What needs to be done
Transcribe every entry word for word, but skip the images.

**** Data lines

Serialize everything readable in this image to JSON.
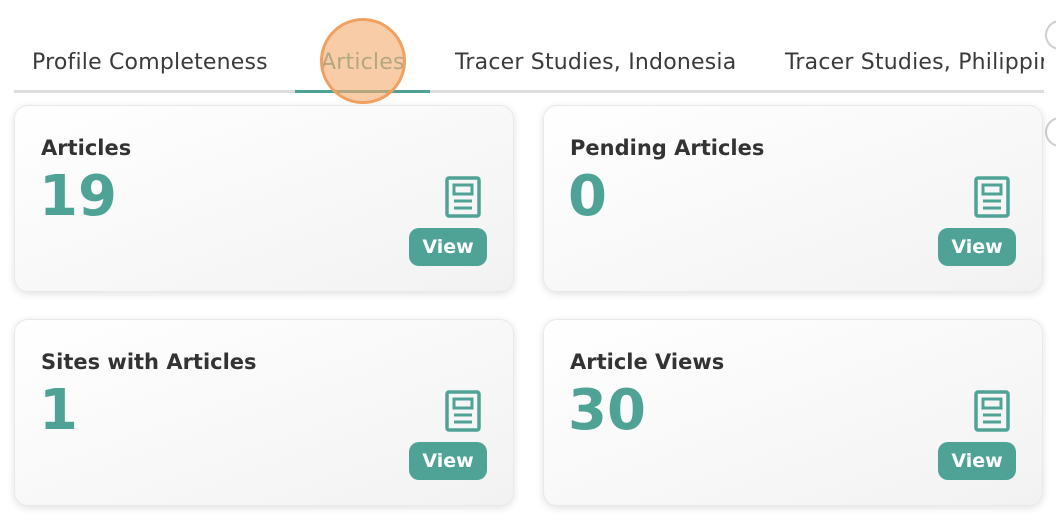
{
  "tabs": {
    "items": [
      {
        "label": "Profile Completeness"
      },
      {
        "label": "Articles"
      },
      {
        "label": "Tracer Studies, Indonesia"
      },
      {
        "label": "Tracer Studies, Philippines"
      }
    ],
    "active_index": 1
  },
  "cards": [
    {
      "title": "Articles",
      "value": "19",
      "button_label": "View",
      "icon": "document-icon"
    },
    {
      "title": "Pending Articles",
      "value": "0",
      "button_label": "View",
      "icon": "document-icon"
    },
    {
      "title": "Sites with Articles",
      "value": "1",
      "button_label": "View",
      "icon": "document-icon"
    },
    {
      "title": "Article Views",
      "value": "30",
      "button_label": "View",
      "icon": "document-icon"
    }
  ],
  "colors": {
    "accent": "#4fa396",
    "text": "#333333",
    "click_marker": "#f0a060"
  }
}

********

Result for this exercise
Serialize everything readable in this image to JSON.
{
  "tabs": {
    "items": [
      {
        "label": "Profile Completeness"
      },
      {
        "label": "Articles"
      },
      {
        "label": "Tracer Studies, Indonesia"
      },
      {
        "label": "Tracer Studies, Philippines"
      }
    ],
    "active_index": 1
  },
  "cards": [
    {
      "title": "Articles",
      "value": "19",
      "button_label": "View",
      "icon": "document-icon"
    },
    {
      "title": "Pending Articles",
      "value": "0",
      "button_label": "View",
      "icon": "document-icon"
    },
    {
      "title": "Sites with Articles",
      "value": "1",
      "button_label": "View",
      "icon": "document-icon"
    },
    {
      "title": "Article Views",
      "value": "30",
      "button_label": "View",
      "icon": "document-icon"
    }
  ],
  "colors": {
    "accent": "#4fa396",
    "text": "#333333",
    "click_marker": "#f0a060"
  }
}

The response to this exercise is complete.